EXERCISE DIRECTIONS - Find each line with "that" and copy it.

____________

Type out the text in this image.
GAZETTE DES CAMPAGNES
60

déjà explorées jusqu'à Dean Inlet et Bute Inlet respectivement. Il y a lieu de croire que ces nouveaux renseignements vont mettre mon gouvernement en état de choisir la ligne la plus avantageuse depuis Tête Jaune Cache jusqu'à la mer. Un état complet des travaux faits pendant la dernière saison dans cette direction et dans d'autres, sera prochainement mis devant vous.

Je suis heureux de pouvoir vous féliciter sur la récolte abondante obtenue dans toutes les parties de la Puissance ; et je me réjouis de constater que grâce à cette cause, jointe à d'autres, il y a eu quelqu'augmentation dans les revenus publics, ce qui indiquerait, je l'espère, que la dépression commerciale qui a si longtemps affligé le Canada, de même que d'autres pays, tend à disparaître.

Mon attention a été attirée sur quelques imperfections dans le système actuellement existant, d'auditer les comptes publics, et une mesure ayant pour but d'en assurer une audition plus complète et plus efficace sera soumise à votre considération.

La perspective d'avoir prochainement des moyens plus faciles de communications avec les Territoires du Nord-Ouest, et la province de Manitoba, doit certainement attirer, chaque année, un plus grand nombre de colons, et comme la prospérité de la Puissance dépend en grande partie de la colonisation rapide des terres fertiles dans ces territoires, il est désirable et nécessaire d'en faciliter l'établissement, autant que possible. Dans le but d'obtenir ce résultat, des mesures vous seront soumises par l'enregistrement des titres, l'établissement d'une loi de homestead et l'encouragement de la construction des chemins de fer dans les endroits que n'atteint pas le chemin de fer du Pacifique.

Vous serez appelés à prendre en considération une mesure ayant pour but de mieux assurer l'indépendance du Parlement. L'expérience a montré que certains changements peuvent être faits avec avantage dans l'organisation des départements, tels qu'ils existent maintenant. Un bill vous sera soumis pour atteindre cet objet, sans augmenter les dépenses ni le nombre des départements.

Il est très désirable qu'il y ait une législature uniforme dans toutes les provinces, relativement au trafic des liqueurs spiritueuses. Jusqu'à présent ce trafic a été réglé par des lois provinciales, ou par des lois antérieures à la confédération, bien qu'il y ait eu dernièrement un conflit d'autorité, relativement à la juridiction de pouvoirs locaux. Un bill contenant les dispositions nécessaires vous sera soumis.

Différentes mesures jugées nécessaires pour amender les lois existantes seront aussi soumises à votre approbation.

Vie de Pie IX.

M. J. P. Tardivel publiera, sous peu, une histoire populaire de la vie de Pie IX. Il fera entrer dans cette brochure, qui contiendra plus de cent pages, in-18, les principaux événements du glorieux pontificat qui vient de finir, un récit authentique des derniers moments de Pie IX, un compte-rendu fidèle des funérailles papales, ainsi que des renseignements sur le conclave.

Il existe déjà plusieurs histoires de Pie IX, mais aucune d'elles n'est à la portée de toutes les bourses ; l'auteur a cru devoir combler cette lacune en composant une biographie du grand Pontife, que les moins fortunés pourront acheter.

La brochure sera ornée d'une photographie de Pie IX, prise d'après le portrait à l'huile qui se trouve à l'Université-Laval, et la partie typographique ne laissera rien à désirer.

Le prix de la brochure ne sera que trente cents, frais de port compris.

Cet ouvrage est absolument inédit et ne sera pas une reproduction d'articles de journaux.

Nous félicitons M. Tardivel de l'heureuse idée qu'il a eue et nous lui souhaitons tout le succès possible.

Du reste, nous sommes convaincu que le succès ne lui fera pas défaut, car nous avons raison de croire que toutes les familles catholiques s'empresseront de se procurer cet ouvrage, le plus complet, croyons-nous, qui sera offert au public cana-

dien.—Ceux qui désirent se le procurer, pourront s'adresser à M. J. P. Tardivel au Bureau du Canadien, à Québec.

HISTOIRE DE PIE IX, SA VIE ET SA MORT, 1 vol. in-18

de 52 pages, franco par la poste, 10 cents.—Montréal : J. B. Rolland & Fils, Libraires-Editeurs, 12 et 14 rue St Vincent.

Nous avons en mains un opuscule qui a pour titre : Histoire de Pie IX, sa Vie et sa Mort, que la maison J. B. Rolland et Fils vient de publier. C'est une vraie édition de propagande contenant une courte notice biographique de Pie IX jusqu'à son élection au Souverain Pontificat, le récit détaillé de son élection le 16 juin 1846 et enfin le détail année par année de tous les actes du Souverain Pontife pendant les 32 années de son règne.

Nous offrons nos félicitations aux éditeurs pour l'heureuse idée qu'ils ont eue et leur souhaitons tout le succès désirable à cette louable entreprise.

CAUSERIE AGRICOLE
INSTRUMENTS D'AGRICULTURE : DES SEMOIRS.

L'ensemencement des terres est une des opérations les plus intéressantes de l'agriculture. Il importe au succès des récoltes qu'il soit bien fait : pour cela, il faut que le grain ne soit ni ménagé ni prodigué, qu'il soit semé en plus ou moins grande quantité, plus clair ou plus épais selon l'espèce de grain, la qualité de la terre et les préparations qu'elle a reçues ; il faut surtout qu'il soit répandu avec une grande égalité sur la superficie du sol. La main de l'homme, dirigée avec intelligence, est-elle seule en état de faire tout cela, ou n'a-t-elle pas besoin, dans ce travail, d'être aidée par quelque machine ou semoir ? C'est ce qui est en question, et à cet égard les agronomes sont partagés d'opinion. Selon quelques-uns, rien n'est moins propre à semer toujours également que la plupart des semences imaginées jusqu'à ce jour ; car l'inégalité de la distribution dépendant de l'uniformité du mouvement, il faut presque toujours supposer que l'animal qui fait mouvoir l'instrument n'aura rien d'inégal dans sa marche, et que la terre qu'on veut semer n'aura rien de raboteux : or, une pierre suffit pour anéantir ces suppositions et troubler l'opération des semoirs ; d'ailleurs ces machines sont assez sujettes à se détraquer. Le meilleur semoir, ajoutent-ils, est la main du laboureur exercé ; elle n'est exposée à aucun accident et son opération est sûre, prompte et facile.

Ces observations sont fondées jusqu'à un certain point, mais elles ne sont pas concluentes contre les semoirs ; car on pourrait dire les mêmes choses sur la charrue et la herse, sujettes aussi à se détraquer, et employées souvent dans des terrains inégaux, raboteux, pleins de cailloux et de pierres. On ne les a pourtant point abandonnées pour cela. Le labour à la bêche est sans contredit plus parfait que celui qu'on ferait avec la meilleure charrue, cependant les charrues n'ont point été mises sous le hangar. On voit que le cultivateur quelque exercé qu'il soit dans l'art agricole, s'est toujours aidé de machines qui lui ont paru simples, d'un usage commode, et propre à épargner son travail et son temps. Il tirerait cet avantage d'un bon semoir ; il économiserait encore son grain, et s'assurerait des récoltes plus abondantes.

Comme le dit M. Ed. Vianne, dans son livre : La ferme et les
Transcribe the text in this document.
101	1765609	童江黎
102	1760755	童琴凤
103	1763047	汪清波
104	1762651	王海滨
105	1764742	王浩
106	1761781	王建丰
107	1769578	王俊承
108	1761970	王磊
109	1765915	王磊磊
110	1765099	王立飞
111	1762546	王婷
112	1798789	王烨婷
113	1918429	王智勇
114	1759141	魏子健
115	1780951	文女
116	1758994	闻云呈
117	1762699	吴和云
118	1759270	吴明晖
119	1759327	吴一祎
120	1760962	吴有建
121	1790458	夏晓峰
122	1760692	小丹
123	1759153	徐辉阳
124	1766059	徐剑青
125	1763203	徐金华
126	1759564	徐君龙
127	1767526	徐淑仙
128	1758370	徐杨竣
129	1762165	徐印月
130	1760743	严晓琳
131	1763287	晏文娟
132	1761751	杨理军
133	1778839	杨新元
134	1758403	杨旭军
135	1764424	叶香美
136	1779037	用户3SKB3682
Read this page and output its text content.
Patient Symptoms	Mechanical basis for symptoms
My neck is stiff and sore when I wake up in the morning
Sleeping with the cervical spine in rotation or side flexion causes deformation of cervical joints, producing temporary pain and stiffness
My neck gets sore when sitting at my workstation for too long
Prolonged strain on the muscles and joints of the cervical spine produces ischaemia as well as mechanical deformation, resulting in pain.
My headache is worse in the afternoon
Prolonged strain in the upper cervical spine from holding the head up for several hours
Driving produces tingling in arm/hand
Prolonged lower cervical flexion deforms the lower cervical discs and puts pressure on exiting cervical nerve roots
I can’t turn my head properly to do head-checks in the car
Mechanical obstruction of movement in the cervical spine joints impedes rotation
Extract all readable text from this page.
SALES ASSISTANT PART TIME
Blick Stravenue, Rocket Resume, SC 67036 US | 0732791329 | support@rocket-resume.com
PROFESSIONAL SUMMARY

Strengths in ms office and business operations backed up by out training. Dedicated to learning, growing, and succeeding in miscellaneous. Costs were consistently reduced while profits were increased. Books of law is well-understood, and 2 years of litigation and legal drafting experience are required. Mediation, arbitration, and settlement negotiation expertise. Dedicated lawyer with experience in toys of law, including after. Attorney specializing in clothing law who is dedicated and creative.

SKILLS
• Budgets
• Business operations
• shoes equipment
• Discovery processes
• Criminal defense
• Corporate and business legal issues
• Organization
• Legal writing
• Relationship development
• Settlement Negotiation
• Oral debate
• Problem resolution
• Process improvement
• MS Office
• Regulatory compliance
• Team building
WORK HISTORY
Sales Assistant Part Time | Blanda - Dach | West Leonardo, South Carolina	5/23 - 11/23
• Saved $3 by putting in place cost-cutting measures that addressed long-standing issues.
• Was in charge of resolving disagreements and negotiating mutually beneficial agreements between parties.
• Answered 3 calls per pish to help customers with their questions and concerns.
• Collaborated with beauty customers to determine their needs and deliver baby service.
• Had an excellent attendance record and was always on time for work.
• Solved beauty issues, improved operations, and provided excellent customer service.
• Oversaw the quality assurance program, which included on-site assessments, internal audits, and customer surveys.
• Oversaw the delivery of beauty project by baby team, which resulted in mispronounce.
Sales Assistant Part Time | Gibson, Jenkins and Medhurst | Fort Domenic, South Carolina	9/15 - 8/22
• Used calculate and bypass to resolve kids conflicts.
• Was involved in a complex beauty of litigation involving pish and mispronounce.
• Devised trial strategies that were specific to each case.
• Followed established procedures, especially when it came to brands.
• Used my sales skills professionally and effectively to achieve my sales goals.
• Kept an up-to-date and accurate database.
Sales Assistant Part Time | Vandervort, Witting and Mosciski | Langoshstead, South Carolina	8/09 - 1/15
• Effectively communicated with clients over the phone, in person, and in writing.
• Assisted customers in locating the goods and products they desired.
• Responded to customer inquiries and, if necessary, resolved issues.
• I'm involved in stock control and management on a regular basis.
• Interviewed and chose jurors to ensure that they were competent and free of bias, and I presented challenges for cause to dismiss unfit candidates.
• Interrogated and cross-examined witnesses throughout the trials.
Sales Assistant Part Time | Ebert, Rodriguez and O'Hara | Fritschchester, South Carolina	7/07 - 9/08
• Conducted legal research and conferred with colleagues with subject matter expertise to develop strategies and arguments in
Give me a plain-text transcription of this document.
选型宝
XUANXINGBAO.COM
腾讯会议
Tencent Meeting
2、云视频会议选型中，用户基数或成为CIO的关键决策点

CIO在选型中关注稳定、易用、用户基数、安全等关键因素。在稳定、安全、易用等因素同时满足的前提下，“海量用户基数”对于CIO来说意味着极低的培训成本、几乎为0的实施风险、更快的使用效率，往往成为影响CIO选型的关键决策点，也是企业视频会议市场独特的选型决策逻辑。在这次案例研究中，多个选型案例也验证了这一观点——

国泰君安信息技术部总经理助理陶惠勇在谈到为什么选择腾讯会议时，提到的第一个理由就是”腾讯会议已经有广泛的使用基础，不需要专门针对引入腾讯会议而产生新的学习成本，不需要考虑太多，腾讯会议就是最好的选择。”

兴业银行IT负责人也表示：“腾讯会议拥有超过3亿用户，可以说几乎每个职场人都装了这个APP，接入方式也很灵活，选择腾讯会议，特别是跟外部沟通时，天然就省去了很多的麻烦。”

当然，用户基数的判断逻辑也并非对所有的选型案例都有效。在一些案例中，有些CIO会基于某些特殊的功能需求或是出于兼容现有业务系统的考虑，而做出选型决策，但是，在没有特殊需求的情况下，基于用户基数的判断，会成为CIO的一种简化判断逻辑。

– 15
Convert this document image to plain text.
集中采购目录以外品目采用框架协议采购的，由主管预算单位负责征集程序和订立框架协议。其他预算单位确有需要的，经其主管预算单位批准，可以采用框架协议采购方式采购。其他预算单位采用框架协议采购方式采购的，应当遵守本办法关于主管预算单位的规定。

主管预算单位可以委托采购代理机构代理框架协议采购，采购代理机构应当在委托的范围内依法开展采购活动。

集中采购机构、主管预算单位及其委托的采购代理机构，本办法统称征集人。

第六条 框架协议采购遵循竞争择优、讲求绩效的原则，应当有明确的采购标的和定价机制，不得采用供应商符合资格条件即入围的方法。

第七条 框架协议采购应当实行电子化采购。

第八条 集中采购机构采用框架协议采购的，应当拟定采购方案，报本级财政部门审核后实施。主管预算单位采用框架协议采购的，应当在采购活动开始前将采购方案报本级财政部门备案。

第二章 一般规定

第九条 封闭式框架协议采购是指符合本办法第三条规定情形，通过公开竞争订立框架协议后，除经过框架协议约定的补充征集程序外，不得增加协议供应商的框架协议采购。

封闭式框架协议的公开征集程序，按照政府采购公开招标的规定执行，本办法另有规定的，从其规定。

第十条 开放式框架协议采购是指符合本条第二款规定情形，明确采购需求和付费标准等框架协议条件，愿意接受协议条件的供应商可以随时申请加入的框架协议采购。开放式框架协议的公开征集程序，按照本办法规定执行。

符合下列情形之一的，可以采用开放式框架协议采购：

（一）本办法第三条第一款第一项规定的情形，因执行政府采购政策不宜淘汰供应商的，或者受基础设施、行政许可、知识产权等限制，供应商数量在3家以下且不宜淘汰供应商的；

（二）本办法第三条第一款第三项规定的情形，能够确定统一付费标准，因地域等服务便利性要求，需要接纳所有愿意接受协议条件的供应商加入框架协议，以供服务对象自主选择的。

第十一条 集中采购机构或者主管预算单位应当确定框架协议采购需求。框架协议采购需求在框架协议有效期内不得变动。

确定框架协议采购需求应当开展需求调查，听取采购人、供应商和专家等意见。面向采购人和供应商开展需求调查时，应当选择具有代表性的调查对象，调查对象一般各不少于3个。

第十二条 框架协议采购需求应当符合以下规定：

____________

EXERCISE OUTPUT -
• Saved $3 by putting in place cost-cutting measures that addressed long-standing issues.
• Devised trial strategies that were specific to each case.
• Interviewed and chose jurors to ensure that they were competent and free of bias, and I presented challenges for cause to dismiss unfit candidates.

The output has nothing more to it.